### What is being asked
Restate the full set of records exactly, word for word.

### Data shown
- - - - -
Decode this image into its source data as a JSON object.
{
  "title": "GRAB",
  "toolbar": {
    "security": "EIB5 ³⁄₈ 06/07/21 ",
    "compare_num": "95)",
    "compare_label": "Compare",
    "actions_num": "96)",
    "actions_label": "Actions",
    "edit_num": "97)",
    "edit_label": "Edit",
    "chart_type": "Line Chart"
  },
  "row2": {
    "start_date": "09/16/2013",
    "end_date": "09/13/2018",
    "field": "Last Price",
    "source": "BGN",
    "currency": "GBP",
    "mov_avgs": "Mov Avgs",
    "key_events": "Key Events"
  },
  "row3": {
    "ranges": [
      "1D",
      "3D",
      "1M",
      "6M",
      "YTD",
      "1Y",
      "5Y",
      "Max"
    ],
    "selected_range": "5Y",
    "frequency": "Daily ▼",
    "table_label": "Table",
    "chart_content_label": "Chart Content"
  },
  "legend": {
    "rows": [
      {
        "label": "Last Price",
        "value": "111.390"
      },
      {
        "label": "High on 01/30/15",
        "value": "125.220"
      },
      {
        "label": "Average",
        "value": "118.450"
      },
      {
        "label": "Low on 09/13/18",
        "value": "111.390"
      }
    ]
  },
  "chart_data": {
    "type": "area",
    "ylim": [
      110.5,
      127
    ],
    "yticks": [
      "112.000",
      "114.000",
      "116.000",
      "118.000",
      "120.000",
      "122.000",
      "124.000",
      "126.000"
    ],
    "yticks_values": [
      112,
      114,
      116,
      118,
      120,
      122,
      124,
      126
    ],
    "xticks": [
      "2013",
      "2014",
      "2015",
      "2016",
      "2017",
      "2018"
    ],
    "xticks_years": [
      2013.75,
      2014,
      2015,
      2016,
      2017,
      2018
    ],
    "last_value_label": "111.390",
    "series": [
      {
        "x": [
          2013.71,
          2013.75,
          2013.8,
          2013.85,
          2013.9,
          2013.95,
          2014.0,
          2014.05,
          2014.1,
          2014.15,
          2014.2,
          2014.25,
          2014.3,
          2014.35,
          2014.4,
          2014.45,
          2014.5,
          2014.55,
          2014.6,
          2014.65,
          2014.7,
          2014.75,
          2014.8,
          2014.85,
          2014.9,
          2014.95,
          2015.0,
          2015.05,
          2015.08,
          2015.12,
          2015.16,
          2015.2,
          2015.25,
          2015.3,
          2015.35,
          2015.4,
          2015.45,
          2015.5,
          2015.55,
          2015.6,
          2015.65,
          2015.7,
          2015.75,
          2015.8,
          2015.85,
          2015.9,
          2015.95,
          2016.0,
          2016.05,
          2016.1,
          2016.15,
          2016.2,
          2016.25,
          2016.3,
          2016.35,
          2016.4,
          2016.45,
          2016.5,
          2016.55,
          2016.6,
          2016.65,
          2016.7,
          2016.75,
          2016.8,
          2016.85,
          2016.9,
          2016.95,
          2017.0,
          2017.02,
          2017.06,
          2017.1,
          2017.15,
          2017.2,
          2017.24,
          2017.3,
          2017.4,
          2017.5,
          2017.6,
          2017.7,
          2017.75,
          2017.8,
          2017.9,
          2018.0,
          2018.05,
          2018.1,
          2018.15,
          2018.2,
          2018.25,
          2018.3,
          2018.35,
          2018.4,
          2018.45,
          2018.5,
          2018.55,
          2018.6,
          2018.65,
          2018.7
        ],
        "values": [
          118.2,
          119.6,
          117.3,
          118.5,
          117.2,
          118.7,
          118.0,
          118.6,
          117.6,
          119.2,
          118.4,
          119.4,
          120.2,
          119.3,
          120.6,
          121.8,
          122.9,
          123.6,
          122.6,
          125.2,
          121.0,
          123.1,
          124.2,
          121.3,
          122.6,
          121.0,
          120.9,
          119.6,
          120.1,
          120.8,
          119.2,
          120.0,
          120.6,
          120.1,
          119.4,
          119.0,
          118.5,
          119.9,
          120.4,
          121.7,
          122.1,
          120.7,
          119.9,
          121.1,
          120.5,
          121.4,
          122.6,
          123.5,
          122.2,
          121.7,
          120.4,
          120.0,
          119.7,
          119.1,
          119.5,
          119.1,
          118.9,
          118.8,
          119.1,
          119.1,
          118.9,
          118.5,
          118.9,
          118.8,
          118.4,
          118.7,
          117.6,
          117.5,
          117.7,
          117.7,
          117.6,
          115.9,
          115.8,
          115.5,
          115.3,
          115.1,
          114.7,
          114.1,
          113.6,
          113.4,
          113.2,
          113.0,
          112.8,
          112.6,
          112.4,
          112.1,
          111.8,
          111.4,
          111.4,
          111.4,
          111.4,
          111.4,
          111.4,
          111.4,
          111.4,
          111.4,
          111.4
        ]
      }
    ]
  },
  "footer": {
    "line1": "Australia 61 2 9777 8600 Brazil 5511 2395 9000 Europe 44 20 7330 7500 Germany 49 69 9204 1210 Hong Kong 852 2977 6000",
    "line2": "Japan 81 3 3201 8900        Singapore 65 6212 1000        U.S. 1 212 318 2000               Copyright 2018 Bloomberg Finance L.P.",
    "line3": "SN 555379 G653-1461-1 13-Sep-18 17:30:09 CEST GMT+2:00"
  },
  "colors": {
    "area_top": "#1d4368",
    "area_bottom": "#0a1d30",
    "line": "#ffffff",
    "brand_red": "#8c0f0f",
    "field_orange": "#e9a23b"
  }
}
- - - - -
### Exercise result
Decode this image into its source data as a JSON object.
{
  "title": "GRAB",
  "toolbar": {
    "security": "EIB5 ³⁄₈ 06/07/21 ",
    "compare_num": "95)",
    "compare_label": "Compare",
    "actions_num": "96)",
    "actions_label": "Actions",
    "edit_num": "97)",
    "edit_label": "Edit",
    "chart_type": "Line Chart"
  },
  "row2": {
    "start_date": "09/16/2013",
    "end_date": "09/13/2018",
    "field": "Last Price",
    "source": "BGN",
    "currency": "GBP",
    "mov_avgs": "Mov Avgs",
    "key_events": "Key Events"
  },
  "row3": {
    "ranges": [
      "1D",
      "3D",
      "1M",
      "6M",
      "YTD",
      "1Y",
      "5Y",
      "Max"
    ],
    "selected_range": "5Y",
    "frequency": "Daily ▼",
    "table_label": "Table",
    "chart_content_label": "Chart Content"
  },
  "legend": {
    "rows": [
      {
        "label": "Last Price",
        "value": "111.390"
      },
      {
        "label": "High on 01/30/15",
        "value": "125.220"
      },
      {
        "label": "Average",
        "value": "118.450"
      },
      {
        "label": "Low on 09/13/18",
        "value": "111.390"
      }
    ]
  },
  "chart_data": {
    "type": "area",
    "ylim": [
      110.5,
      127
    ],
    "yticks": [
      "112.000",
      "114.000",
      "116.000",
      "118.000",
      "120.000",
      "122.000",
      "124.000",
      "126.000"
    ],
    "yticks_values": [
      112,
      114,
      116,
      118,
      120,
      122,
      124,
      126
    ],
    "xticks": [
      "2013",
      "2014",
      "2015",
      "2016",
      "2017",
      "2018"
    ],
    "xticks_years": [
      2013.75,
      2014,
      2015,
      2016,
      2017,
      2018
    ],
    "last_value_label": "111.390",
    "series": [
      {
        "x": [
          2013.71,
          2013.75,
          2013.8,
          2013.85,
          2013.9,
          2013.95,
          2014.0,
          2014.05,
          2014.1,
          2014.15,
          2014.2,
          2014.25,
          2014.3,
          2014.35,
          2014.4,
          2014.45,
          2014.5,
          2014.55,
          2014.6,
          2014.65,
          2014.7,
          2014.75,
          2014.8,
          2014.85,
          2014.9,
          2014.95,
          2015.0,
          2015.05,
          2015.08,
          2015.12,
          2015.16,
          2015.2,
          2015.25,
          2015.3,
          2015.35,
          2015.4,
          2015.45,
          2015.5,
          2015.55,
          2015.6,
          2015.65,
          2015.7,
          2015.75,
          2015.8,
          2015.85,
          2015.9,
          2015.95,
          2016.0,
          2016.05,
          2016.1,
          2016.15,
          2016.2,
          2016.25,
          2016.3,
          2016.35,
          2016.4,
          2016.45,
          2016.5,
          2016.55,
          2016.6,
          2016.65,
          2016.7,
          2016.75,
          2016.8,
          2016.85,
          2016.9,
          2016.95,
          2017.0,
          2017.02,
          2017.06,
          2017.1,
          2017.15,
          2017.2,
          2017.24,
          2017.3,
          2017.4,
          2017.5,
          2017.6,
          2017.7,
          2017.75,
          2017.8,
          2017.9,
          2018.0,
          2018.05,
          2018.1,
          2018.15,
          2018.2,
          2018.25,
          2018.3,
          2018.35,
          2018.4,
          2018.45,
          2018.5,
          2018.55,
          2018.6,
          2018.65,
          2018.7
        ],
        "values": [
          118.2,
          119.6,
          117.3,
          118.5,
          117.2,
          118.7,
          118.0,
          118.6,
          117.6,
          119.2,
          118.4,
          119.4,
          120.2,
          119.3,
          120.6,
          121.8,
          122.9,
          123.6,
          122.6,
          125.2,
          121.0,
          123.1,
          124.2,
          121.3,
          122.6,
          121.0,
          120.9,
          119.6,
          120.1,
          120.8,
          119.2,
          120.0,
          120.6,
          120.1,
          119.4,
          119.0,
          118.5,
          119.9,
          120.4,
          121.7,
          122.1,
          120.7,
          119.9,
          121.1,
          120.5,
          121.4,
          122.6,
          123.5,
          122.2,
          121.7,
          120.4,
          120.0,
          119.7,
          119.1,
          119.5,
          119.1,
          118.9,
          118.8,
          119.1,
          119.1,
          118.9,
          118.5,
          118.9,
          118.8,
          118.4,
          118.7,
          117.6,
          117.5,
          117.7,
          117.7,
          117.6,
          115.9,
          115.8,
          115.5,
          115.3,
          115.1,
          114.7,
          114.1,
          113.6,
          113.4,
          113.2,
          113.0,
          112.8,
          112.6,
          112.4,
          112.1,
          111.8,
          111.4,
          111.4,
          111.4,
          111.4,
          111.4,
          111.4,
          111.4,
          111.4,
          111.4,
          111.4
        ]
      }
    ]
  },
  "footer": {
    "line1": "Australia 61 2 9777 8600 Brazil 5511 2395 9000 Europe 44 20 7330 7500 Germany 49 69 9204 1210 Hong Kong 852 2977 6000",
    "line2": "Japan 81 3 3201 8900        Singapore 65 6212 1000        U.S. 1 212 318 2000               Copyright 2018 Bloomberg Finance L.P.",
    "line3": "SN 555379 G653-1461-1 13-Sep-18 17:30:09 CEST GMT+2:00"
  },
  "colors": {
    "area_top": "#1d4368",
    "area_bottom": "#0a1d30",
    "line": "#ffffff",
    "brand_red": "#8c0f0f",
    "field_orange": "#e9a23b"
  }
}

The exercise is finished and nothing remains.